## Work required
Which lines of the records contain "tough"? Collect every one of them.

** Start of Provided records **

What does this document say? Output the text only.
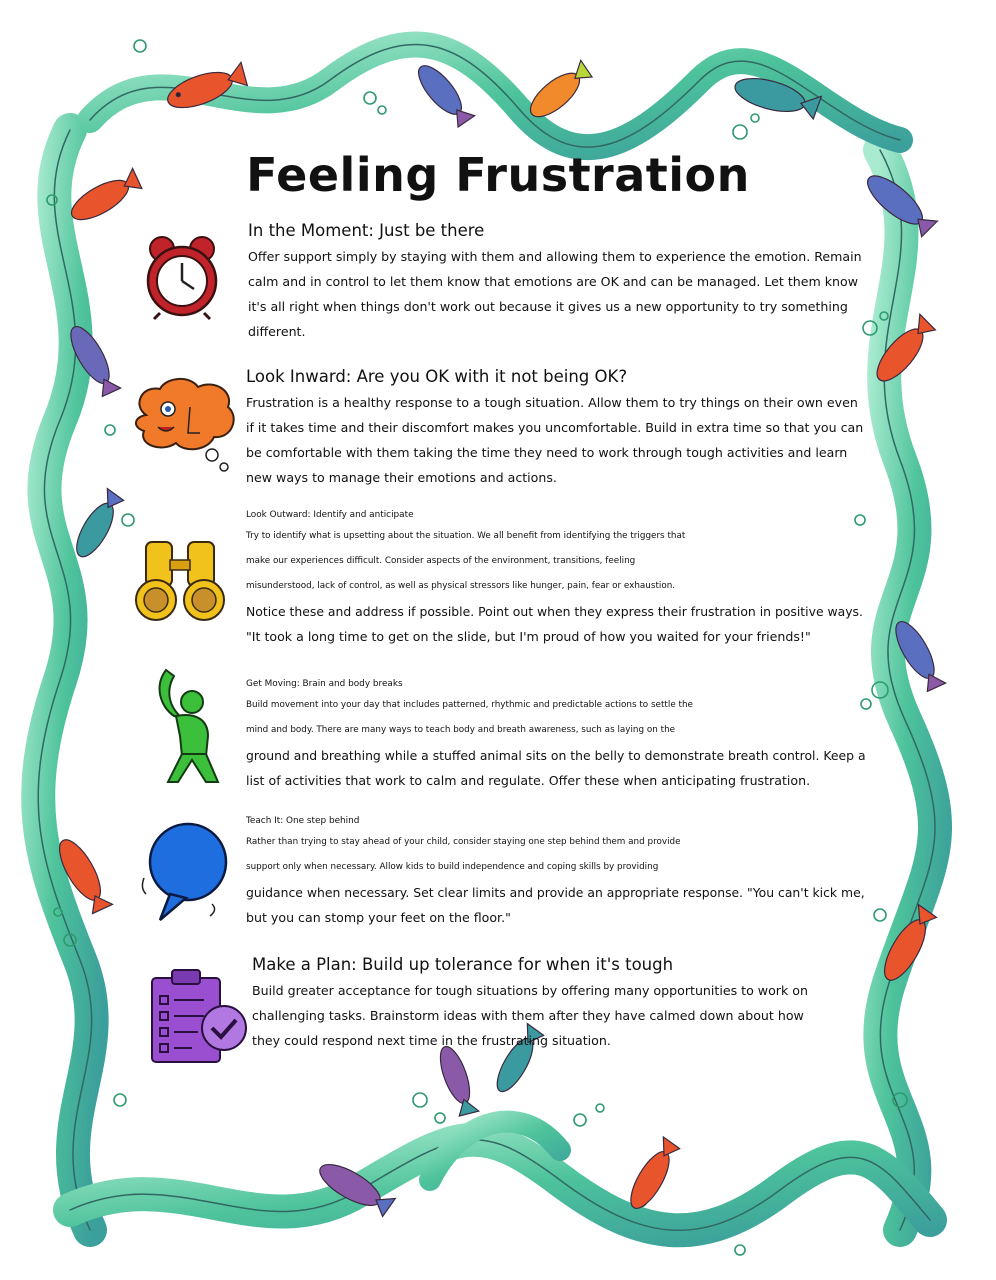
Feeling Frustration
In the Moment: Just be there
Offer support simply by staying with them and allowing them to experience the emotion. Remain
calm and in control to let them know that emotions are OK and can be managed. Let them know
it's all right when things don't work out because it gives us a new opportunity to try something
different.
Look Inward: Are you OK with it not being OK?
Frustration is a healthy response to a tough situation. Allow them to try things on their own even
if it takes time and their discomfort makes you uncomfortable. Build in extra time so that you can
be comfortable with them taking the time they need to work through tough activities and learn
new ways to manage their emotions and actions.
Look Outward: Identify and anticipate
Try to identify what is upsetting about the situation. We all benefit from identifying the triggers that
make our experiences difficult. Consider aspects of the environment, transitions, feeling
misunderstood, lack of control, as well as physical stressors like hunger, pain, fear or exhaustion.
Notice these and address if possible. Point out when they express their frustration in positive ways.
"It took a long time to get on the slide, but I'm proud of how you waited for your friends!"
Get Moving: Brain and body breaks
Build movement into your day that includes patterned, rhythmic and predictable actions to settle the
mind and body. There are many ways to teach body and breath awareness, such as laying on the
ground and breathing while a stuffed animal sits on the belly to demonstrate breath control. Keep a
list of activities that work to calm and regulate. Offer these when anticipating frustration.
Teach It: One step behind
Rather than trying to stay ahead of your child, consider staying one step behind them and provide
support only when necessary. Allow kids to build independence and coping skills by providing
guidance when necessary. Set clear limits and provide an appropriate response. "You can't kick me,
but you can stomp your feet on the floor."
Make a Plan: Build up tolerance for when it's tough
Build greater acceptance for tough situations by offering many opportunities to work on
challenging tasks. Brainstorm ideas with them after they have calmed down about how
they could respond next time in the frustrating situation.
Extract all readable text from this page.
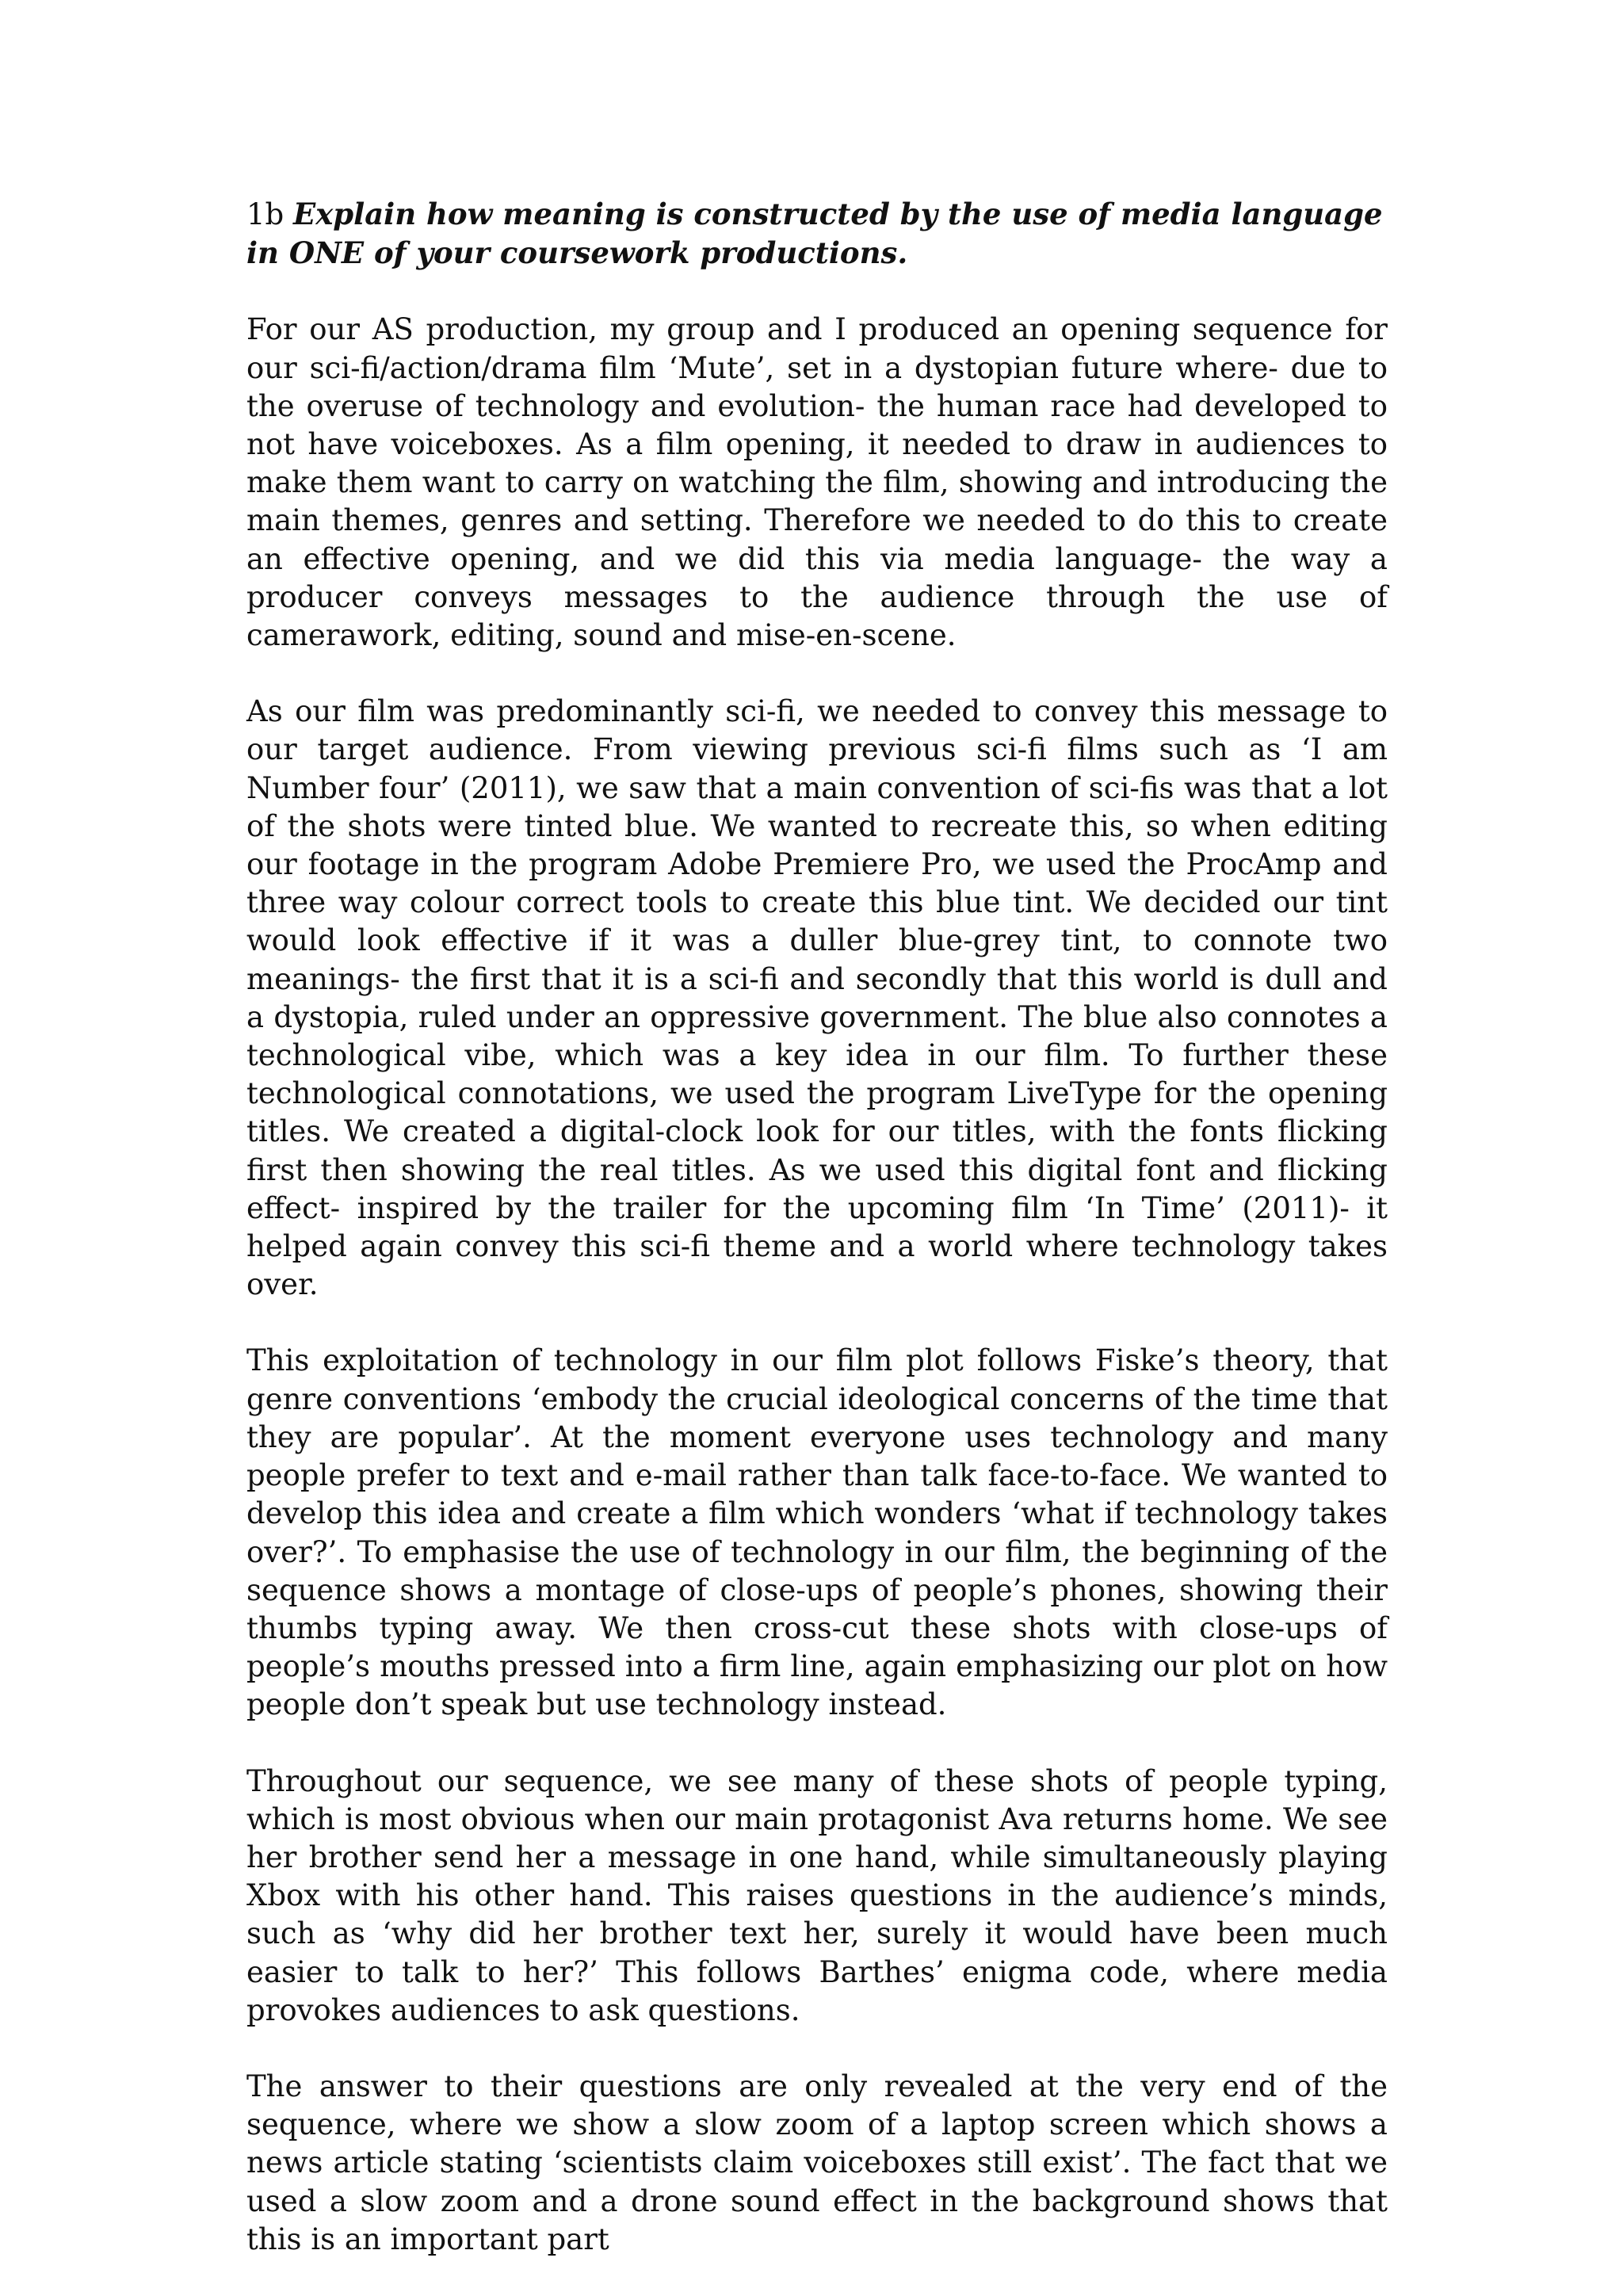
1b Explain how meaning is constructed by the use of media language in ONE of your coursework productions.

For our AS production, my group and I produced an opening sequence for our sci-fi/action/drama film ‘Mute’, set in a dystopian future where- due to the overuse of technology and evolution- the human race had developed to not have voiceboxes. As a film opening, it needed to draw in audiences to make them want to carry on watching the film, showing and introducing the main themes, genres and setting. Therefore we needed to do this to create an effective opening, and we did this via media language- the way a producer conveys messages to the audience through the use of camerawork, editing, sound and mise-en-scene.

As our film was predominantly sci-fi, we needed to convey this message to our target audience. From viewing previous sci-fi films such as ‘I am Number four’ (2011), we saw that a main convention of sci-fis was that a lot of the shots were tinted blue. We wanted to recreate this, so when editing our footage in the program Adobe Premiere Pro, we used the ProcAmp and three way colour correct tools to create this blue tint. We decided our tint would look effective if it was a duller blue-grey tint, to connote two meanings- the first that it is a sci-fi and secondly that this world is dull and a dystopia, ruled under an oppressive government. The blue also connotes a technological vibe, which was a key idea in our film. To further these technological connotations, we used the program LiveType for the opening titles. We created a digital-clock look for our titles, with the fonts flicking first then showing the real titles. As we used this digital font and flicking effect- inspired by the trailer for the upcoming film ‘In Time’ (2011)- it helped again convey this sci-fi theme and a world where technology takes over.

This exploitation of technology in our film plot follows Fiske’s theory, that genre conventions ‘embody the crucial ideological concerns of the time that they are popular’. At the moment everyone uses technology and many people prefer to text and e-mail rather than talk face-to-face. We wanted to develop this idea and create a film which wonders ‘what if technology takes over?’. To emphasise the use of technology in our film, the beginning of the sequence shows a montage of close-ups of people’s phones, showing their thumbs typing away. We then cross-cut these shots with close-ups of people’s mouths pressed into a firm line, again emphasizing our plot on how people don’t speak but use technology instead.

Throughout our sequence, we see many of these shots of people typing, which is most obvious when our main protagonist Ava returns home. We see her brother send her a message in one hand, while simultaneously playing Xbox with his other hand. This raises questions in the audience’s minds, such as ‘why did her brother text her, surely it would have been much easier to talk to her?’ This follows Barthes’ enigma code, where media provokes audiences to ask questions.

The answer to their questions are only revealed at the very end of the sequence, where we show a slow zoom of a laptop screen which shows a news article stating ‘scientists claim voiceboxes still exist’. The fact that we used a slow zoom and a drone sound effect in the background shows that this is an important part
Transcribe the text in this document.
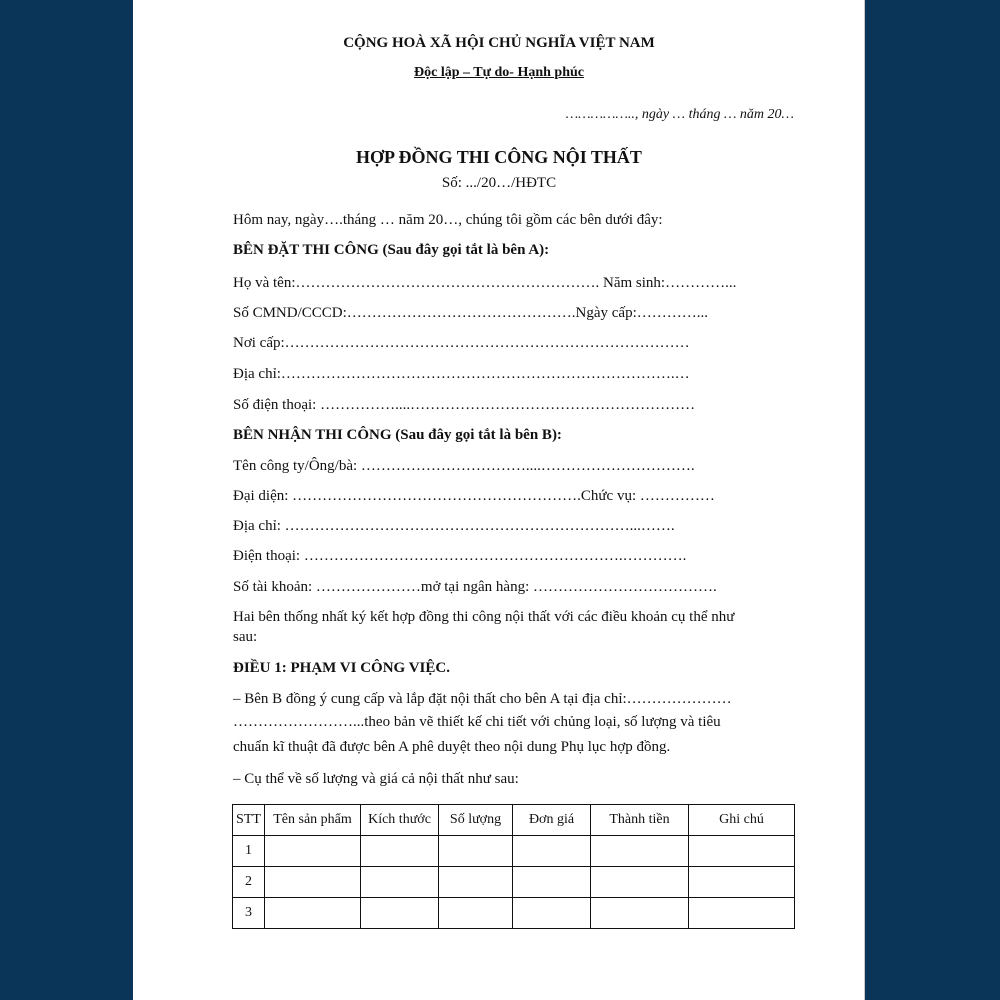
CỘNG HOÀ XÃ HỘI CHỦ NGHĨA VIỆT NAM
Độc lập – Tự do- Hạnh phúc
…………….., ngày … tháng … năm 20…
HỢP ĐỒNG THI CÔNG NỘI THẤT
Số: .../20…/HĐTC
Hôm nay, ngày….tháng … năm 20…, chúng tôi gồm các bên dưới đây:
BÊN ĐẶT THI CÔNG (Sau đây gọi tắt là bên A):
Họ và tên:……………………………………………………. Năm sinh:…………...
Số CMND/CCCD:……………………………………….Ngày cấp:…………...
Nơi cấp:………………………………………………………………………
Địa chỉ:…………………………………………………………………….…
Số điện thoại: ……………....…………………………………………………
BÊN NHẬN THI CÔNG (Sau đây gọi tắt là bên B):
Tên công ty/Ông/bà: ……………………………....………………………….
Đại diện: ………………………………………………….Chức vụ: ……………
Địa chỉ: ……………………………………………………………...…….
Điện thoại: ……………………………………………………….………….
Số tài khoản: …………………mở tại ngân hàng: ……………………………….
Hai bên thống nhất ký kết hợp đồng thi công nội thất với các điều khoản cụ thể như
sau:
ĐIỀU 1: PHẠM VI CÔNG VIỆC.
– Bên B đồng ý cung cấp và lắp đặt nội thất cho bên A tại địa chỉ:…………………
……………………...theo bản vẽ thiết kế chi tiết với chủng loại, số lượng và tiêu
chuẩn kĩ thuật đã được bên A phê duyệt theo nội dung Phụ lục hợp đồng.
– Cụ thể về số lượng và giá cả nội thất như sau:
STT	Tên sản phẩm	Kích thước	Số lượng	Đơn giá	Thành tiền	Ghi chú
1						
2						
3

** End of Provided records **

## Completed task
Frustration is a healthy response to a tough situation. Allow them to try things on their own even
be comfortable with them taking the time they need to work through tough activities and learn
Make a Plan: Build up tolerance for when it's tough
Build greater acceptance for tough situations by offering many opportunities to work on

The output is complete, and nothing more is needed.